Return every line of the listing below without any change, but omit the pictures.

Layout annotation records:
-.-.-

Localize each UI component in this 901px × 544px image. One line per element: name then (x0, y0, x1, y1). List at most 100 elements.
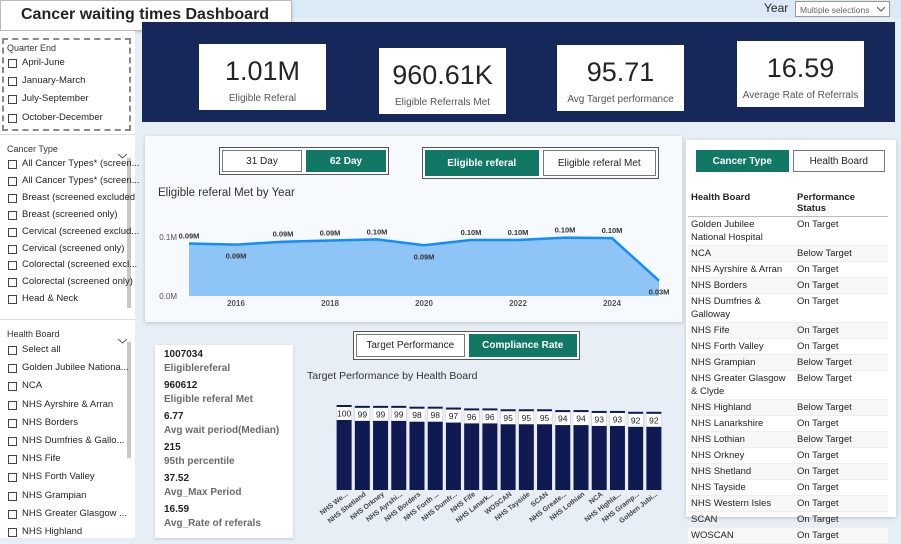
slicer-focus-border (2, 38, 131, 131)
toggle-button[interactable]: Target Performance (356, 334, 465, 357)
bar (518, 409, 534, 490)
data-label-box (373, 407, 389, 421)
slicer-item[interactable]: Golden Jubilee Nationa... (22, 362, 129, 374)
x-tick-label: NCA (588, 491, 604, 506)
slicer-item[interactable]: NHS Dumfries & Gallo... (22, 435, 125, 446)
slicer-checkbox[interactable] (8, 227, 17, 237)
slicer-checkbox[interactable] (8, 455, 17, 465)
slicer-item[interactable]: Colorectal (screened excl... (22, 259, 138, 271)
slicer-item[interactable]: NHS Borders (22, 416, 78, 428)
slicer-item[interactable]: NHS Fife (22, 453, 61, 465)
toggle-button[interactable]: 31 Day (222, 150, 302, 172)
slicer-item[interactable]: NHS Ayrshire & Arran (22, 398, 114, 410)
data-label-box (591, 412, 607, 426)
toggle-button[interactable]: Health Board (792, 150, 885, 172)
slicer-checkbox[interactable] (8, 418, 17, 428)
x-tick-label: NHS Dumfr... (421, 491, 459, 523)
stat-value: 1007034 (164, 349, 203, 360)
stat-label: Avg_Rate of referals (164, 518, 261, 529)
chart-title: Target Performance by Health Board (307, 370, 478, 382)
slicer-item[interactable]: Cervical (screened only) (22, 242, 125, 254)
slicer-item[interactable]: NHS Grampian (22, 489, 87, 501)
table-cell: NHS Lothian (688, 431, 794, 448)
data-label: 92 (649, 415, 659, 425)
table-row: NCA Below Target (688, 245, 888, 262)
slicer-item[interactable]: All Cancer Types* (screen... (22, 174, 140, 186)
year-dropdown[interactable]: Multiple selections (795, 1, 890, 17)
table-head: Health Board Performance Status (688, 190, 888, 217)
slicer-checkbox[interactable] (8, 95, 17, 105)
stat-value: 960612 (164, 380, 198, 391)
slicer-chevron (117, 146, 128, 159)
bar (646, 411, 662, 490)
slicer-checkbox[interactable] (8, 113, 17, 123)
slicer-checkbox[interactable] (8, 382, 17, 392)
table-cell: NHS Fife (688, 322, 794, 339)
toggle-button[interactable]: Eligible referal Met (542, 150, 656, 176)
x-tick-label: WOSCAN (484, 491, 513, 516)
kpi-label: Eligible Referal (228, 93, 297, 104)
slicer-checkbox[interactable] (8, 364, 17, 374)
slicer-item[interactable]: Breast (screened excluded (22, 191, 136, 203)
slicer-checkbox[interactable] (8, 210, 17, 220)
slicer-checkbox[interactable] (8, 295, 17, 305)
kpi-value: 1.01M (224, 56, 301, 86)
slicer-item[interactable]: Cervical (screened exclud... (22, 225, 140, 237)
slicer-item[interactable]: Colorectal (screened only) (22, 276, 133, 288)
toggle-button[interactable]: 62 Day (306, 150, 386, 172)
slicer-checkbox[interactable] (8, 244, 17, 254)
slicer-checkbox[interactable] (8, 473, 17, 483)
kpi-card: 960.61K Eligible Referrals Met (379, 48, 506, 114)
table-row: NHS Greater Glasgow & Clyde Below Target (688, 370, 888, 400)
toggle-button[interactable]: Cancer Type (696, 150, 789, 172)
x-tick-label: NHS Lothian (549, 491, 586, 522)
slicer-item[interactable]: NCA (22, 380, 43, 392)
table-cell: NHS Lanarkshire (688, 415, 794, 432)
slicer-item[interactable]: July-September (22, 93, 89, 105)
slicer-checkbox[interactable] (8, 400, 17, 410)
column-header[interactable]: Performance Status (794, 190, 888, 217)
slicer-checkbox[interactable] (8, 346, 17, 355)
slicer-checkbox[interactable] (8, 509, 17, 519)
slicer-checkbox[interactable] (8, 437, 17, 446)
table-row: NHS Highland Below Target (688, 399, 888, 416)
table-row: NHS Orkney On Target (688, 447, 888, 464)
scrollbar (127, 158, 131, 308)
bar (464, 408, 480, 490)
kpi-label: Eligible Referrals Met (394, 97, 491, 108)
slicer-checkbox[interactable] (8, 160, 17, 169)
slicer-item[interactable]: Breast (screened only) (22, 208, 118, 220)
slicer-item[interactable]: Select all (22, 344, 61, 355)
slicer-checkbox[interactable] (8, 261, 17, 271)
bar (391, 405, 407, 490)
slicer-checkbox[interactable] (8, 59, 17, 68)
stat-label: 95th percentile (164, 456, 235, 467)
toggle-button[interactable]: Eligible referal (425, 150, 539, 176)
slicer-checkbox[interactable] (8, 278, 17, 288)
slicer-checkbox[interactable] (8, 77, 17, 87)
slicer-checkbox[interactable] (8, 491, 17, 501)
slicer-item[interactable]: NHS Greater Glasgow ... (22, 507, 128, 519)
table-cell: Golden Jubilee National Hospital (688, 216, 794, 246)
stat-value: 16.59 (164, 504, 190, 515)
stat-label: Avg_Max Period (164, 487, 242, 498)
slicer-checkbox[interactable] (8, 176, 17, 186)
slicer-checkbox[interactable] (8, 528, 17, 537)
bar (555, 410, 571, 490)
table-cell: NHS Tayside (688, 479, 794, 496)
slicer-item[interactable]: NHS Highland (22, 526, 83, 537)
toggle-button[interactable]: Compliance Rate (468, 334, 577, 357)
bar (409, 406, 425, 490)
slicer-item[interactable]: April-June (22, 57, 65, 68)
table-cell: NHS Forth Valley (688, 338, 794, 355)
slicer-item[interactable]: January-March (22, 75, 86, 87)
data-label-box (573, 412, 589, 426)
slicer-checkbox[interactable] (8, 193, 17, 203)
table-cell: NHS Western Isles (688, 495, 794, 512)
slicer-item[interactable]: Head & Neck (22, 293, 78, 305)
column-header[interactable]: Health Board (688, 190, 794, 217)
slicer-item[interactable]: All Cancer Types* (screen... (22, 158, 140, 169)
kpi-value: 16.59 (766, 53, 835, 83)
slicer-item[interactable]: NHS Forth Valley (22, 471, 95, 483)
slicer-item[interactable]: October-December (22, 111, 103, 123)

-.-.-

TASK SOLUTION:
Localize each UI component in this 901px × 544px image. One line per element: name then (x0, y0, x1, y1). List at most 100 elements.
slicer-focus-border (2, 38, 131, 131)
toggle-button[interactable]: Target Performance (356, 334, 465, 357)
bar (518, 409, 534, 490)
data-label-box (373, 407, 389, 421)
slicer-item[interactable]: Golden Jubilee Nationa... (22, 362, 129, 374)
x-tick-label: NCA (588, 491, 604, 506)
slicer-item[interactable]: NHS Dumfries & Gallo... (22, 435, 125, 446)
slicer-checkbox[interactable] (8, 227, 17, 237)
slicer-checkbox[interactable] (8, 455, 17, 465)
slicer-item[interactable]: Colorectal (screened excl... (22, 259, 138, 271)
slicer-item[interactable]: NHS Borders (22, 416, 78, 428)
slicer-item[interactable]: NHS Fife (22, 453, 61, 465)
toggle-button[interactable]: 31 Day (222, 150, 302, 172)
slicer-item[interactable]: NHS Ayrshire & Arran (22, 398, 114, 410)
data-label-box (591, 412, 607, 426)
toggle-button[interactable]: Health Board (792, 150, 885, 172)
slicer-checkbox[interactable] (8, 418, 17, 428)
x-tick-label: NHS Dumfr... (421, 491, 459, 523)
stat-value: 1007034 (164, 349, 203, 360)
stat-label: Avg_Rate of referals (164, 518, 261, 529)
chart-title: Target Performance by Health Board (307, 370, 478, 382)
slicer-item[interactable]: Cervical (screened only) (22, 242, 125, 254)
slicer-item[interactable]: NHS Grampian (22, 489, 87, 501)
table-cell: NHS Lothian (688, 431, 794, 448)
data-label: 92 (649, 415, 659, 425)
table-row: NCA Below Target (688, 245, 888, 262)
slicer-item[interactable]: All Cancer Types* (screen... (22, 174, 140, 186)
year-dropdown[interactable]: Multiple selections (795, 1, 890, 17)
table-head: Health Board Performance Status (688, 190, 888, 217)
slicer-checkbox[interactable] (8, 95, 17, 105)
stat-value: 960612 (164, 380, 198, 391)
slicer-chevron (117, 146, 128, 159)
bar (646, 411, 662, 490)
slicer-checkbox[interactable] (8, 113, 17, 123)
slicer-checkbox[interactable] (8, 382, 17, 392)
table-cell: NHS Fife (688, 322, 794, 339)
toggle-button[interactable]: Eligible referal Met (542, 150, 656, 176)
x-tick-label: WOSCAN (484, 491, 513, 516)
kpi-label: Eligible Referal (228, 93, 297, 104)
slicer-checkbox[interactable] (8, 364, 17, 374)
slicer-item[interactable]: Breast (screened excluded (22, 191, 136, 203)
slicer-checkbox[interactable] (8, 210, 17, 220)
slicer-checkbox[interactable] (8, 295, 17, 305)
kpi-value: 1.01M (224, 56, 301, 86)
slicer-item[interactable]: Cervical (screened exclud... (22, 225, 140, 237)
slicer-item[interactable]: Colorectal (screened only) (22, 276, 133, 288)
toggle-button[interactable]: 62 Day (306, 150, 386, 172)
slicer-checkbox[interactable] (8, 244, 17, 254)
slicer-checkbox[interactable] (8, 473, 17, 483)
kpi-card: 960.61K Eligible Referrals Met (379, 48, 506, 114)
table-row: NHS Greater Glasgow & Clyde Below Target (688, 370, 888, 400)
toggle-button[interactable]: Cancer Type (696, 150, 789, 172)
x-tick-label: NHS Lothian (549, 491, 586, 522)
slicer-item[interactable]: NCA (22, 380, 43, 392)
table-cell: NHS Lanarkshire (688, 415, 794, 432)
slicer-item[interactable]: July-September (22, 93, 89, 105)
slicer-checkbox[interactable] (8, 400, 17, 410)
column-header[interactable]: Performance Status (794, 190, 888, 217)
slicer-checkbox[interactable] (8, 346, 17, 355)
slicer-checkbox[interactable] (8, 509, 17, 519)
slicer-checkbox[interactable] (8, 437, 17, 446)
table-row: NHS Highland Below Target (688, 399, 888, 416)
table-row: NHS Orkney On Target (688, 447, 888, 464)
scrollbar (127, 158, 131, 308)
bar (464, 408, 480, 490)
kpi-label: Eligible Referrals Met (394, 97, 491, 108)
slicer-checkbox[interactable] (8, 160, 17, 169)
slicer-item[interactable]: Breast (screened only) (22, 208, 118, 220)
slicer-item[interactable]: Select all (22, 344, 61, 355)
slicer-checkbox[interactable] (8, 261, 17, 271)
bar (391, 405, 407, 490)
slicer-checkbox[interactable] (8, 59, 17, 68)
stat-label: 95th percentile (164, 456, 235, 467)
toggle-button[interactable]: Eligible referal (425, 150, 539, 176)
slicer-checkbox[interactable] (8, 278, 17, 288)
slicer-checkbox[interactable] (8, 77, 17, 87)
slicer-checkbox[interactable] (8, 491, 17, 501)
slicer-item[interactable]: NHS Greater Glasgow ... (22, 507, 128, 519)
table-cell: Golden Jubilee National Hospital (688, 216, 794, 246)
stat-value: 16.59 (164, 504, 190, 515)
stat-label: Avg_Max Period (164, 487, 242, 498)
slicer-checkbox[interactable] (8, 176, 17, 186)
slicer-checkbox[interactable] (8, 528, 17, 537)
bar (555, 410, 571, 490)
table-cell: NHS Tayside (688, 479, 794, 496)
slicer-item[interactable]: NHS Highland (22, 526, 83, 537)
toggle-button[interactable]: Compliance Rate (468, 334, 577, 357)
bar (409, 406, 425, 490)
slicer-item[interactable]: April-June (22, 57, 65, 68)
table-cell: NHS Forth Valley (688, 338, 794, 355)
slicer-item[interactable]: January-March (22, 75, 86, 87)
data-label-box (573, 412, 589, 426)
slicer-checkbox[interactable] (8, 193, 17, 203)
table-cell: NHS Western Isles (688, 495, 794, 512)
slicer-item[interactable]: Head & Neck (22, 293, 78, 305)
column-header[interactable]: Health Board (688, 190, 794, 217)
slicer-item[interactable]: All Cancer Types* (screen... (22, 158, 140, 169)
kpi-value: 16.59 (766, 53, 835, 83)
slicer-item[interactable]: NHS Forth Valley (22, 471, 95, 483)
slicer-item[interactable]: October-December (22, 111, 103, 123)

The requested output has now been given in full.